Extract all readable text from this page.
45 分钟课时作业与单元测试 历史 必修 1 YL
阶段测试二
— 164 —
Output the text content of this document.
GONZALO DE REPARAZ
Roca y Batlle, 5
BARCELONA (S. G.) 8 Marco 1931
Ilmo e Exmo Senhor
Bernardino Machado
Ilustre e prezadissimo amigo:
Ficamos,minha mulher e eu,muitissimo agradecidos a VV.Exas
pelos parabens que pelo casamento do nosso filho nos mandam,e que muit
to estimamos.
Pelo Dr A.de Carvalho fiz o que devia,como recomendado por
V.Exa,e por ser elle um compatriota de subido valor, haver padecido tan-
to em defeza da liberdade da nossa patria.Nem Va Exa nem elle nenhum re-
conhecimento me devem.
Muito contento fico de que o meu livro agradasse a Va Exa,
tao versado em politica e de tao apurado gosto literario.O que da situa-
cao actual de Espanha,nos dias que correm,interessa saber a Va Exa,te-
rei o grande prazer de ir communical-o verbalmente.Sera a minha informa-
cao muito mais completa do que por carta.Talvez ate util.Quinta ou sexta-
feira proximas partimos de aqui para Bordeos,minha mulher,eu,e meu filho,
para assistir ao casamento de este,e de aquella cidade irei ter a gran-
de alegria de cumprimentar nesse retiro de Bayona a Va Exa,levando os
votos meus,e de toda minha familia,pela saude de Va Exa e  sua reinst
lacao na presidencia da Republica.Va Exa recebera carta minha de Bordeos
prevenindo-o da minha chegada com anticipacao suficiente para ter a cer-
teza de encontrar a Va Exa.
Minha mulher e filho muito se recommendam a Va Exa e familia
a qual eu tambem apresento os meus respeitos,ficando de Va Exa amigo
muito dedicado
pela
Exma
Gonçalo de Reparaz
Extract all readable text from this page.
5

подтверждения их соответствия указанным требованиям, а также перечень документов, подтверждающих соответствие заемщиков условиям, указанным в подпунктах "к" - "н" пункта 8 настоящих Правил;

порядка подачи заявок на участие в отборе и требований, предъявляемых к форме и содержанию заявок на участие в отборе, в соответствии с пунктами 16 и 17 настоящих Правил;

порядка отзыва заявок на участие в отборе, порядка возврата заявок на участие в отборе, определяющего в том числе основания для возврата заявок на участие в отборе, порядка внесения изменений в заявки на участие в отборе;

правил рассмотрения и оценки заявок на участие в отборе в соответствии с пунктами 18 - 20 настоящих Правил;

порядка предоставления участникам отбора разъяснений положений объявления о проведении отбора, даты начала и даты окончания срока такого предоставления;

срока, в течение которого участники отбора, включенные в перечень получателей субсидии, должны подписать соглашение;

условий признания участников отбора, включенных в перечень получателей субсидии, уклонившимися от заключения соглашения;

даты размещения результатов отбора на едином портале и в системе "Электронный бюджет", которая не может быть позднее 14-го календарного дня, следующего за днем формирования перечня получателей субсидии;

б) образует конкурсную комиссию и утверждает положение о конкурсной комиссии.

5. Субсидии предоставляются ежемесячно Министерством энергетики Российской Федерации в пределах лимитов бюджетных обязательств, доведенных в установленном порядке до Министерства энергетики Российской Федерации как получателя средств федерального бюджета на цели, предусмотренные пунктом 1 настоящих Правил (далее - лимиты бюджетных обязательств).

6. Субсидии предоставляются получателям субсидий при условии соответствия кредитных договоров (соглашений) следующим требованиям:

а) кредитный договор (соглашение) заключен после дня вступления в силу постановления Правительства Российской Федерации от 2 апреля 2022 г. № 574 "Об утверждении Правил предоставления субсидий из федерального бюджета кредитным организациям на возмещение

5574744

- - -

Extract the data exactly as given.

▶ Response to this task
Extract all readable text from this page.
45 分钟课时作业与单元测试 历史 必修 1 YL
阶段测试二
— 164 —
Output the text content of this document.
GONZALO DE REPARAZ
Roca y Batlle, 5
BARCELONA (S. G.) 8 Marco 1931
Ilmo e Exmo Senhor
Bernardino Machado
Ilustre e prezadissimo amigo:
Ficamos,minha mulher e eu,muitissimo agradecidos a VV.Exas
pelos parabens que pelo casamento do nosso filho nos mandam,e que muit
to estimamos.
Pelo Dr A.de Carvalho fiz o que devia,como recomendado por
V.Exa,e por ser elle um compatriota de subido valor, haver padecido tan-
to em defeza da liberdade da nossa patria.Nem Va Exa nem elle nenhum re-
conhecimento me devem.
Muito contento fico de que o meu livro agradasse a Va Exa,
tao versado em politica e de tao apurado gosto literario.O que da situa-
cao actual de Espanha,nos dias que correm,interessa saber a Va Exa,te-
rei o grande prazer de ir communical-o verbalmente.Sera a minha informa-
cao muito mais completa do que por carta.Talvez ate util.Quinta ou sexta-
feira proximas partimos de aqui para Bordeos,minha mulher,eu,e meu filho,
para assistir ao casamento de este,e de aquella cidade irei ter a gran-
de alegria de cumprimentar nesse retiro de Bayona a Va Exa,levando os
votos meus,e de toda minha familia,pela saude de Va Exa e  sua reinst
lacao na presidencia da Republica.Va Exa recebera carta minha de Bordeos
prevenindo-o da minha chegada com anticipacao suficiente para ter a cer-
teza de encontrar a Va Exa.
Minha mulher e filho muito se recommendam a Va Exa e familia
a qual eu tambem apresento os meus respeitos,ficando de Va Exa amigo
muito dedicado
pela
Exma
Gonçalo de Reparaz
Extract all readable text from this page.
5

подтверждения их соответствия указанным требованиям, а также перечень документов, подтверждающих соответствие заемщиков условиям, указанным в подпунктах "к" - "н" пункта 8 настоящих Правил;

порядка подачи заявок на участие в отборе и требований, предъявляемых к форме и содержанию заявок на участие в отборе, в соответствии с пунктами 16 и 17 настоящих Правил;

порядка отзыва заявок на участие в отборе, порядка возврата заявок на участие в отборе, определяющего в том числе основания для возврата заявок на участие в отборе, порядка внесения изменений в заявки на участие в отборе;

правил рассмотрения и оценки заявок на участие в отборе в соответствии с пунктами 18 - 20 настоящих Правил;

порядка предоставления участникам отбора разъяснений положений объявления о проведении отбора, даты начала и даты окончания срока такого предоставления;

срока, в течение которого участники отбора, включенные в перечень получателей субсидии, должны подписать соглашение;

условий признания участников отбора, включенных в перечень получателей субсидии, уклонившимися от заключения соглашения;

даты размещения результатов отбора на едином портале и в системе "Электронный бюджет", которая не может быть позднее 14-го календарного дня, следующего за днем формирования перечня получателей субсидии;

б) образует конкурсную комиссию и утверждает положение о конкурсной комиссии.

5. Субсидии предоставляются ежемесячно Министерством энергетики Российской Федерации в пределах лимитов бюджетных обязательств, доведенных в установленном порядке до Министерства энергетики Российской Федерации как получателя средств федерального бюджета на цели, предусмотренные пунктом 1 настоящих Правил (далее - лимиты бюджетных обязательств).

6. Субсидии предоставляются получателям субсидий при условии соответствия кредитных договоров (соглашений) следующим требованиям:

а) кредитный договор (соглашение) заключен после дня вступления в силу постановления Правительства Российской Федерации от 2 апреля 2022 г. № 574 "Об утверждении Правил предоставления субсидий из федерального бюджета кредитным организациям на возмещение

5574744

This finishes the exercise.